Instructions for the task »
Retype all of the material below line for line, changing nothing.

Provided data »
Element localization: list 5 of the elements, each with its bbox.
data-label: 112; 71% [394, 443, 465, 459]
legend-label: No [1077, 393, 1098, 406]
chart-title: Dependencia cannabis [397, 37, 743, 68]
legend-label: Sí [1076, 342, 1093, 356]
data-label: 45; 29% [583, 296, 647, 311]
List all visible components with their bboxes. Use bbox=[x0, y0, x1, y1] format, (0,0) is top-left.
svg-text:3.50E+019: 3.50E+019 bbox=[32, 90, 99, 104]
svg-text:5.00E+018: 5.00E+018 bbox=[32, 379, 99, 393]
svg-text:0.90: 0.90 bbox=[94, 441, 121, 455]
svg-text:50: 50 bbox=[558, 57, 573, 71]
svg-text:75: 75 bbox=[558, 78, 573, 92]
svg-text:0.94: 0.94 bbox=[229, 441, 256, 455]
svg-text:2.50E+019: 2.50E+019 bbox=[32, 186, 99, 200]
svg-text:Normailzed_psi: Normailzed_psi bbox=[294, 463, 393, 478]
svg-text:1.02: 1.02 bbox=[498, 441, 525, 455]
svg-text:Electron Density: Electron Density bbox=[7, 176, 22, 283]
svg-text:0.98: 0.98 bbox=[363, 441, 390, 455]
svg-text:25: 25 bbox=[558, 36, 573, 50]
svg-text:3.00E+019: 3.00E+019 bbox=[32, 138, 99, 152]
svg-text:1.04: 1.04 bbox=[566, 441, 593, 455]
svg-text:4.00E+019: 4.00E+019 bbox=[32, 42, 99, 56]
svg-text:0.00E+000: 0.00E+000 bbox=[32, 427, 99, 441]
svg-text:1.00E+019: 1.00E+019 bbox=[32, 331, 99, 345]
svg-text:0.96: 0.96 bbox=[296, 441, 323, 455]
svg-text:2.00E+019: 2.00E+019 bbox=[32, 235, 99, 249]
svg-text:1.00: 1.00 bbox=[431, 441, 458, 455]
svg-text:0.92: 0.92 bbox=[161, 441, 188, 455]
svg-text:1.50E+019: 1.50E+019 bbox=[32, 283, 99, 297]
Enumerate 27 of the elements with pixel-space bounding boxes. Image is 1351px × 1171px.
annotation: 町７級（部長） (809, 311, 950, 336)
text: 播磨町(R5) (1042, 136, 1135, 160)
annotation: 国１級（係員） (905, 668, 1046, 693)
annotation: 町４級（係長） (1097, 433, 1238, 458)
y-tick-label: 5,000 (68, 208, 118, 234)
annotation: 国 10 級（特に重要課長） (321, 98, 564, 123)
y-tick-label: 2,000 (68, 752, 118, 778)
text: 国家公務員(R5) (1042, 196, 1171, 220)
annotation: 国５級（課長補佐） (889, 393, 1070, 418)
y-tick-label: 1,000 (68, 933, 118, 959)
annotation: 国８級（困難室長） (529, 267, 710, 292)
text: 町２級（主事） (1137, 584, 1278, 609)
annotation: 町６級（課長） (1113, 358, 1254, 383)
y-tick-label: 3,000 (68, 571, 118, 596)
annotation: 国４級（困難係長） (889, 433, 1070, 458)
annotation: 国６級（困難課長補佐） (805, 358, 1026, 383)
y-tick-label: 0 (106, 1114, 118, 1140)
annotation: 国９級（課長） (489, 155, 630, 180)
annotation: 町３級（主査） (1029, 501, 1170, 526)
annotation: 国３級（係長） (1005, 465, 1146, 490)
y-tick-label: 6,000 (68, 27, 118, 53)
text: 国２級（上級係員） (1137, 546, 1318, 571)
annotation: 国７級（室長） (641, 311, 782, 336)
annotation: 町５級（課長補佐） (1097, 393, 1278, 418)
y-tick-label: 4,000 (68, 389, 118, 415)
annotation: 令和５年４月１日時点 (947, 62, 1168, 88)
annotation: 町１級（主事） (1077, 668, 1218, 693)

Full solution »
Element localization: list 5 of the elements, each with its bbox.
data-label: 112; 71% [394, 443, 465, 459]
legend-label: No [1077, 393, 1098, 406]
chart-title: Dependencia cannabis [397, 37, 743, 68]
legend-label: Sí [1076, 342, 1093, 356]
data-label: 45; 29% [583, 296, 647, 311]
List all visible components with their bboxes. Use bbox=[x0, y0, x1, y1] format, (0,0) is top-left.
svg-text:3.50E+019: 3.50E+019 bbox=[32, 90, 99, 104]
svg-text:5.00E+018: 5.00E+018 bbox=[32, 379, 99, 393]
svg-text:0.90: 0.90 bbox=[94, 441, 121, 455]
svg-text:50: 50 bbox=[558, 57, 573, 71]
svg-text:75: 75 bbox=[558, 78, 573, 92]
svg-text:0.94: 0.94 bbox=[229, 441, 256, 455]
svg-text:2.50E+019: 2.50E+019 bbox=[32, 186, 99, 200]
svg-text:Normailzed_psi: Normailzed_psi bbox=[294, 463, 393, 478]
svg-text:1.02: 1.02 bbox=[498, 441, 525, 455]
svg-text:Electron Density: Electron Density bbox=[7, 176, 22, 283]
svg-text:0.98: 0.98 bbox=[363, 441, 390, 455]
svg-text:25: 25 bbox=[558, 36, 573, 50]
svg-text:3.00E+019: 3.00E+019 bbox=[32, 138, 99, 152]
svg-text:1.04: 1.04 bbox=[566, 441, 593, 455]
svg-text:4.00E+019: 4.00E+019 bbox=[32, 42, 99, 56]
svg-text:0.00E+000: 0.00E+000 bbox=[32, 427, 99, 441]
svg-text:1.00E+019: 1.00E+019 bbox=[32, 331, 99, 345]
svg-text:0.96: 0.96 bbox=[296, 441, 323, 455]
svg-text:2.00E+019: 2.00E+019 bbox=[32, 235, 99, 249]
svg-text:1.00: 1.00 bbox=[431, 441, 458, 455]
svg-text:0.92: 0.92 bbox=[161, 441, 188, 455]
svg-text:1.50E+019: 1.50E+019 bbox=[32, 283, 99, 297]
Enumerate 27 of the elements with pixel-space bounding boxes. Image is 1351px × 1171px.
annotation: 町７級（部長） (809, 311, 950, 336)
text: 播磨町(R5) (1042, 136, 1135, 160)
annotation: 国１級（係員） (905, 668, 1046, 693)
annotation: 町４級（係長） (1097, 433, 1238, 458)
y-tick-label: 5,000 (68, 208, 118, 234)
annotation: 国 10 級（特に重要課長） (321, 98, 564, 123)
y-tick-label: 2,000 (68, 752, 118, 778)
text: 国家公務員(R5) (1042, 196, 1171, 220)
annotation: 国５級（課長補佐） (889, 393, 1070, 418)
y-tick-label: 1,000 (68, 933, 118, 959)
annotation: 国８級（困難室長） (529, 267, 710, 292)
text: 町２級（主事） (1137, 584, 1278, 609)
annotation: 町６級（課長） (1113, 358, 1254, 383)
y-tick-label: 3,000 (68, 571, 118, 596)
annotation: 国４級（困難係長） (889, 433, 1070, 458)
annotation: 国６級（困難課長補佐） (805, 358, 1026, 383)
y-tick-label: 0 (106, 1114, 118, 1140)
annotation: 国９級（課長） (489, 155, 630, 180)
annotation: 町３級（主査） (1029, 501, 1170, 526)
annotation: 国３級（係長） (1005, 465, 1146, 490)
y-tick-label: 6,000 (68, 27, 118, 53)
text: 国２級（上級係員） (1137, 546, 1318, 571)
annotation: 国７級（室長） (641, 311, 782, 336)
annotation: 町５級（課長補佐） (1097, 393, 1278, 418)
y-tick-label: 4,000 (68, 389, 118, 415)
annotation: 令和５年４月１日時点 (947, 62, 1168, 88)
annotation: 町１級（主事） (1077, 668, 1218, 693)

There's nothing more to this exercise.